--- START Excerpted data ---

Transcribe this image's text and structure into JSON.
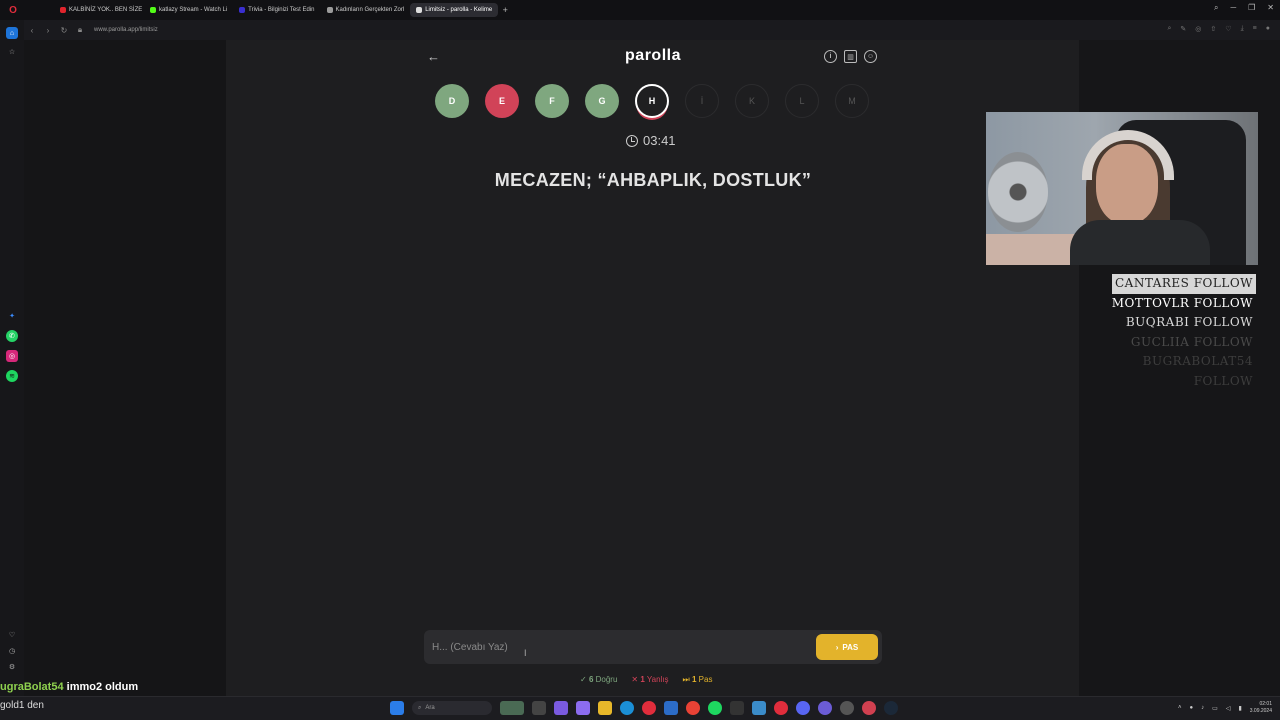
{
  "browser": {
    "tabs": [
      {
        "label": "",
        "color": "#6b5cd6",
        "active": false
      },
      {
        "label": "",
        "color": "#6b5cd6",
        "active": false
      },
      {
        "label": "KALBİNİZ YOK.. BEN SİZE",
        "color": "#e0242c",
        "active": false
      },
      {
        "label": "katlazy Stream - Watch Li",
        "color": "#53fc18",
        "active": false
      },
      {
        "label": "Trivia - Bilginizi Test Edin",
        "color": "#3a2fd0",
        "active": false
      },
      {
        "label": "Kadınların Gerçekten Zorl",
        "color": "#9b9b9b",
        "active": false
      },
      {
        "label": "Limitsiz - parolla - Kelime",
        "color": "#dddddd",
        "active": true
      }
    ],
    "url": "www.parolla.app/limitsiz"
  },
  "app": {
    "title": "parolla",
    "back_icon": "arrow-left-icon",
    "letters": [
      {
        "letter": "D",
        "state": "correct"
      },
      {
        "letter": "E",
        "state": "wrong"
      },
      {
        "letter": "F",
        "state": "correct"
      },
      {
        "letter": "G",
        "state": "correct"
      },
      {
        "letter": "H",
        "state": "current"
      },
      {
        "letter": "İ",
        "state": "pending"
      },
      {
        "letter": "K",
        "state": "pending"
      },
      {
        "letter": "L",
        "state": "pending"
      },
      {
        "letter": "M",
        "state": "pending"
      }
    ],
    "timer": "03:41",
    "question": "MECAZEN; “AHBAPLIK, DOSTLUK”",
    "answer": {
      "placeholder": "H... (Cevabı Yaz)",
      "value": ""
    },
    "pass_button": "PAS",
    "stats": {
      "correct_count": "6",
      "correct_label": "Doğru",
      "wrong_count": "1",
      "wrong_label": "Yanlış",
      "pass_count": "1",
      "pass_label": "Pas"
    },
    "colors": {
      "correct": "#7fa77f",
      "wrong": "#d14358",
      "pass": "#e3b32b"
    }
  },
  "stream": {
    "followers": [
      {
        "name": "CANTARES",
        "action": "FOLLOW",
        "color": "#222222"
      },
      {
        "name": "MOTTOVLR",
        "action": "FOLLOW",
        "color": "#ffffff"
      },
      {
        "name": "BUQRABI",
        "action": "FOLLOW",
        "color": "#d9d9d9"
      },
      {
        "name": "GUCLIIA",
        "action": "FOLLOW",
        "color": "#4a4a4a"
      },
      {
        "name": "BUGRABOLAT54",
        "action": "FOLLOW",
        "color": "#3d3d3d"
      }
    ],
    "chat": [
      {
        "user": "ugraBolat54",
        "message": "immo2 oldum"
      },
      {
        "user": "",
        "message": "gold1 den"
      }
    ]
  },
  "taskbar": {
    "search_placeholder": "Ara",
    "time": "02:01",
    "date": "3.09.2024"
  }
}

--- END Excerpted data ---

_Directive_
Find the lines with the string "parolla" and reproduce them.

_Answer below_
        "label": "Limitsiz - parolla - Kelime",
    "url": "www.parolla.app/limitsiz"
    "title": "parolla",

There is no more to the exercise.